(Figure record listings)
○ ○ ○ ○
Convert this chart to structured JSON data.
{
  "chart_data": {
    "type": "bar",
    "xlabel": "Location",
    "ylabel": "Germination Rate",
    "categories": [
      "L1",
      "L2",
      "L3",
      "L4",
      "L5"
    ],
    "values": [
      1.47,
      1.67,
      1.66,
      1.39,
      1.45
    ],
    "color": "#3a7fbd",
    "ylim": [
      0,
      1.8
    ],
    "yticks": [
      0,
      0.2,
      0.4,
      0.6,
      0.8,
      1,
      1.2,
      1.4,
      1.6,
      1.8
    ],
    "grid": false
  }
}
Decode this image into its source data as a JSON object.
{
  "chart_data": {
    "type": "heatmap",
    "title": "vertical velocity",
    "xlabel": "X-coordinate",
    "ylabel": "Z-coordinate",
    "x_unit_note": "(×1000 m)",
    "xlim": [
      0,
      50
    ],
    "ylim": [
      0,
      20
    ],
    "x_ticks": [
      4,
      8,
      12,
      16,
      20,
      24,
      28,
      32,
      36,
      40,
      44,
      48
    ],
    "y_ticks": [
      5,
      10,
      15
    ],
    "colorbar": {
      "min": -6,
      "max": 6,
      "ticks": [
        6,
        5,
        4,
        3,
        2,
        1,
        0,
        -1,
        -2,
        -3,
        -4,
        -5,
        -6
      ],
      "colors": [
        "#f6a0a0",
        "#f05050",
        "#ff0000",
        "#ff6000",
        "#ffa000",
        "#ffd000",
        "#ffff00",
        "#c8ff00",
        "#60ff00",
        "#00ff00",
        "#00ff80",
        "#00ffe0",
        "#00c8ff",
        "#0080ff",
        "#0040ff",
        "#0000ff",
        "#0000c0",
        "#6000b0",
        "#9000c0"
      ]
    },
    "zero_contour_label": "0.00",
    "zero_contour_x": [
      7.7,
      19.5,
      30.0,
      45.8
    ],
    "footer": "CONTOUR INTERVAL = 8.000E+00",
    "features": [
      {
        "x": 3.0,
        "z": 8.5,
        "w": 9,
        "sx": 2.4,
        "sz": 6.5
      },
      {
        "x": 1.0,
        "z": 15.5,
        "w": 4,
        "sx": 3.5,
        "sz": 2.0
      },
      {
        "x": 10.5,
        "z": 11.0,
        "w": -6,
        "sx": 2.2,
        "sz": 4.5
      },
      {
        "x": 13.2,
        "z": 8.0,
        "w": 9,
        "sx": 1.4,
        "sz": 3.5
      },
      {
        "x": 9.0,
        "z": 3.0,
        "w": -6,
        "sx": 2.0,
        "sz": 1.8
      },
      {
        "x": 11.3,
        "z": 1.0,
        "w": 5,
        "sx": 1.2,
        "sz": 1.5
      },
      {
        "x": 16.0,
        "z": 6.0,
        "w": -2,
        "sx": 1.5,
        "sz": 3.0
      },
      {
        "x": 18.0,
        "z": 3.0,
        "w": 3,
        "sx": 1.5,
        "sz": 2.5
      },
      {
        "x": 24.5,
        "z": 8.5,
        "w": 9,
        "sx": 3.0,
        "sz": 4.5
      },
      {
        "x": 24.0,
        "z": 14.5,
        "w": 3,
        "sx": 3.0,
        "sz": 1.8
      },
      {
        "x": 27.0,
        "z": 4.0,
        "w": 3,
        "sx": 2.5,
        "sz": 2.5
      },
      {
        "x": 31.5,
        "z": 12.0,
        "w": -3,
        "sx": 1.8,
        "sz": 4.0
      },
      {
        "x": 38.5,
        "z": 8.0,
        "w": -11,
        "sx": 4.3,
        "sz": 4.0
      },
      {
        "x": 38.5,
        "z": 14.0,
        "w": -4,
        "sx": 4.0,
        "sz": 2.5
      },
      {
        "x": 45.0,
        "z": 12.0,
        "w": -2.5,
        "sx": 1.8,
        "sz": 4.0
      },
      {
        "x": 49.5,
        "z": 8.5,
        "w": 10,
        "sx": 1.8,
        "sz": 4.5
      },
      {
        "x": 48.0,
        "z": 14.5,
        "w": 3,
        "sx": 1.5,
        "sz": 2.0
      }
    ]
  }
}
○ ○ ○ ○
_Task statement_
Exact output of every entry is required.

_Solution below_
Convert this chart to structured JSON data.
{
  "chart_data": {
    "type": "bar",
    "xlabel": "Location",
    "ylabel": "Germination Rate",
    "categories": [
      "L1",
      "L2",
      "L3",
      "L4",
      "L5"
    ],
    "values": [
      1.47,
      1.67,
      1.66,
      1.39,
      1.45
    ],
    "color": "#3a7fbd",
    "ylim": [
      0,
      1.8
    ],
    "yticks": [
      0,
      0.2,
      0.4,
      0.6,
      0.8,
      1,
      1.2,
      1.4,
      1.6,
      1.8
    ],
    "grid": false
  }
}
Decode this image into its source data as a JSON object.
{
  "chart_data": {
    "type": "heatmap",
    "title": "vertical velocity",
    "xlabel": "X-coordinate",
    "ylabel": "Z-coordinate",
    "x_unit_note": "(×1000 m)",
    "xlim": [
      0,
      50
    ],
    "ylim": [
      0,
      20
    ],
    "x_ticks": [
      4,
      8,
      12,
      16,
      20,
      24,
      28,
      32,
      36,
      40,
      44,
      48
    ],
    "y_ticks": [
      5,
      10,
      15
    ],
    "colorbar": {
      "min": -6,
      "max": 6,
      "ticks": [
        6,
        5,
        4,
        3,
        2,
        1,
        0,
        -1,
        -2,
        -3,
        -4,
        -5,
        -6
      ],
      "colors": [
        "#f6a0a0",
        "#f05050",
        "#ff0000",
        "#ff6000",
        "#ffa000",
        "#ffd000",
        "#ffff00",
        "#c8ff00",
        "#60ff00",
        "#00ff00",
        "#00ff80",
        "#00ffe0",
        "#00c8ff",
        "#0080ff",
        "#0040ff",
        "#0000ff",
        "#0000c0",
        "#6000b0",
        "#9000c0"
      ]
    },
    "zero_contour_label": "0.00",
    "zero_contour_x": [
      7.7,
      19.5,
      30.0,
      45.8
    ],
    "footer": "CONTOUR INTERVAL = 8.000E+00",
    "features": [
      {
        "x": 3.0,
        "z": 8.5,
        "w": 9,
        "sx": 2.4,
        "sz": 6.5
      },
      {
        "x": 1.0,
        "z": 15.5,
        "w": 4,
        "sx": 3.5,
        "sz": 2.0
      },
      {
        "x": 10.5,
        "z": 11.0,
        "w": -6,
        "sx": 2.2,
        "sz": 4.5
      },
      {
        "x": 13.2,
        "z": 8.0,
        "w": 9,
        "sx": 1.4,
        "sz": 3.5
      },
      {
        "x": 9.0,
        "z": 3.0,
        "w": -6,
        "sx": 2.0,
        "sz": 1.8
      },
      {
        "x": 11.3,
        "z": 1.0,
        "w": 5,
        "sx": 1.2,
        "sz": 1.5
      },
      {
        "x": 16.0,
        "z": 6.0,
        "w": -2,
        "sx": 1.5,
        "sz": 3.0
      },
      {
        "x": 18.0,
        "z": 3.0,
        "w": 3,
        "sx": 1.5,
        "sz": 2.5
      },
      {
        "x": 24.5,
        "z": 8.5,
        "w": 9,
        "sx": 3.0,
        "sz": 4.5
      },
      {
        "x": 24.0,
        "z": 14.5,
        "w": 3,
        "sx": 3.0,
        "sz": 1.8
      },
      {
        "x": 27.0,
        "z": 4.0,
        "w": 3,
        "sx": 2.5,
        "sz": 2.5
      },
      {
        "x": 31.5,
        "z": 12.0,
        "w": -3,
        "sx": 1.8,
        "sz": 4.0
      },
      {
        "x": 38.5,
        "z": 8.0,
        "w": -11,
        "sx": 4.3,
        "sz": 4.0
      },
      {
        "x": 38.5,
        "z": 14.0,
        "w": -4,
        "sx": 4.0,
        "sz": 2.5
      },
      {
        "x": 45.0,
        "z": 12.0,
        "w": -2.5,
        "sx": 1.8,
        "sz": 4.0
      },
      {
        "x": 49.5,
        "z": 8.5,
        "w": 10,
        "sx": 1.8,
        "sz": 4.5
      },
      {
        "x": 48.0,
        "z": 14.5,
        "w": 3,
        "sx": 1.5,
        "sz": 2.0
      }
    ]
  }
}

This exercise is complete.